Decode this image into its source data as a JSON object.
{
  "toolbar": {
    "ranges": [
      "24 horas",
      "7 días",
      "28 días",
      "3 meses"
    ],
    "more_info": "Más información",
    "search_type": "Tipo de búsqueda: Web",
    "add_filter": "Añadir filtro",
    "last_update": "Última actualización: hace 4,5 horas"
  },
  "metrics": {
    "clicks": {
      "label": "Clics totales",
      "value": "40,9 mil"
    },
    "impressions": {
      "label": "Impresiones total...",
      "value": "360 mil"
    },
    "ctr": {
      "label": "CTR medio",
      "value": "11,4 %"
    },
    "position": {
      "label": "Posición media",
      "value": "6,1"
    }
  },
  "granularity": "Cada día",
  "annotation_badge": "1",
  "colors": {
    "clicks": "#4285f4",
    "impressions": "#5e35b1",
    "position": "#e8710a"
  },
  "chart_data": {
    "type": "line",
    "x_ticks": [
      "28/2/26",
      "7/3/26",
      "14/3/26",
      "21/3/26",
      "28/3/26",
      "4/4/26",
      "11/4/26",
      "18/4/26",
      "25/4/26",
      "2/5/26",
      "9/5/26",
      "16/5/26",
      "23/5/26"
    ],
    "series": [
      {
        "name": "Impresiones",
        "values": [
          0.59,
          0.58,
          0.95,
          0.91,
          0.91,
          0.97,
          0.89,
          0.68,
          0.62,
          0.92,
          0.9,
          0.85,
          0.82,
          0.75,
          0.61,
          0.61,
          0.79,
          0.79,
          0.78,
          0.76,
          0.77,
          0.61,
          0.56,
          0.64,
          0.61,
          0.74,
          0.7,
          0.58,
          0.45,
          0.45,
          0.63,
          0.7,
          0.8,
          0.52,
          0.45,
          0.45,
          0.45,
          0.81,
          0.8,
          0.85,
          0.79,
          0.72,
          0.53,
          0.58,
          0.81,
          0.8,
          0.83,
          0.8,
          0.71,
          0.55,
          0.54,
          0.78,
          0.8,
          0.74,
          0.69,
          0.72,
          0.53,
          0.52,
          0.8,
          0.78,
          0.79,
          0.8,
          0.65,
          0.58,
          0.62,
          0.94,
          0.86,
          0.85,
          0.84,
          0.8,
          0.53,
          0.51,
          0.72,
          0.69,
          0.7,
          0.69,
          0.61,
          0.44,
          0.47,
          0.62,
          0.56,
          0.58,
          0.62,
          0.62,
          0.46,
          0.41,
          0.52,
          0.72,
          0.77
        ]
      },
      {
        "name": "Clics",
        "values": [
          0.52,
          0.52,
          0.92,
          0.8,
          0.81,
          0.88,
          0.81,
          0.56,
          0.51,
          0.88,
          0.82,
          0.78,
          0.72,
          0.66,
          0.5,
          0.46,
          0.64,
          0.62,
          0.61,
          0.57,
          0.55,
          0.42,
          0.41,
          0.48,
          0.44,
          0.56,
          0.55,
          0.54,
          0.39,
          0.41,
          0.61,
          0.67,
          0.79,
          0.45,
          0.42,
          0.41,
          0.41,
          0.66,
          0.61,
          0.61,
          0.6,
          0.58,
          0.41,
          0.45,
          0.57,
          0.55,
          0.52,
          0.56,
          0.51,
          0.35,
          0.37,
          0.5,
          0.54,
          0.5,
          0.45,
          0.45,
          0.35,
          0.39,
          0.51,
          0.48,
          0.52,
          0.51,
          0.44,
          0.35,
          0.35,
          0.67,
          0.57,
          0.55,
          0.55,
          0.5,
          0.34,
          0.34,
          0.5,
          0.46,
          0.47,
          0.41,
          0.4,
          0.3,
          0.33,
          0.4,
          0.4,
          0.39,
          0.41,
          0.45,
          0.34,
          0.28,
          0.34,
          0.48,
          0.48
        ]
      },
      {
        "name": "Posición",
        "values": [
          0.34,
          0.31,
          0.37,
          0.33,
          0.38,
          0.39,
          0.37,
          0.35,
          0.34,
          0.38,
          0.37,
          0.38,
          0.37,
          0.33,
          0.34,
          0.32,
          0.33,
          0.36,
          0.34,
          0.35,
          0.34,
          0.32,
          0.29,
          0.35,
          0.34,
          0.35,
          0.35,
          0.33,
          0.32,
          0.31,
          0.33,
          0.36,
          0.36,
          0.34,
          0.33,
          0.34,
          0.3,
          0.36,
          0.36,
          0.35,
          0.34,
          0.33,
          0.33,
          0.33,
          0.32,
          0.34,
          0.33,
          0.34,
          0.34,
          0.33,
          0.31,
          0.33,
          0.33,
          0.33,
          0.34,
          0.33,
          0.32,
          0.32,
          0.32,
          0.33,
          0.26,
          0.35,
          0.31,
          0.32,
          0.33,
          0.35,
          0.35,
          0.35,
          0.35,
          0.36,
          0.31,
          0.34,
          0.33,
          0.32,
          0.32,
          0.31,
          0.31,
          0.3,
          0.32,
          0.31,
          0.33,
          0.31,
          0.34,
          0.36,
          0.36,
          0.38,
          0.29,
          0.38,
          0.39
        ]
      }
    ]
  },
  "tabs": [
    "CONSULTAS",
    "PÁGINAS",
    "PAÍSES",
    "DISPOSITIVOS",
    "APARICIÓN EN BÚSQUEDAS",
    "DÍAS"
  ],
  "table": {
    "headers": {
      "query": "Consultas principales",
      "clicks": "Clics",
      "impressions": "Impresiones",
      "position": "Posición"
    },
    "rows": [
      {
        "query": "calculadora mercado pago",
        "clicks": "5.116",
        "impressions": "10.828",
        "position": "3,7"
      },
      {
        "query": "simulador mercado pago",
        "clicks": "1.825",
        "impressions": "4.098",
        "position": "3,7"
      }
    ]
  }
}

### Goal
Search the entries for the word "mercado", then list each line that holds it.

### Written response
        "query": "calculadora mercado pago",
        "query": "simulador mercado pago",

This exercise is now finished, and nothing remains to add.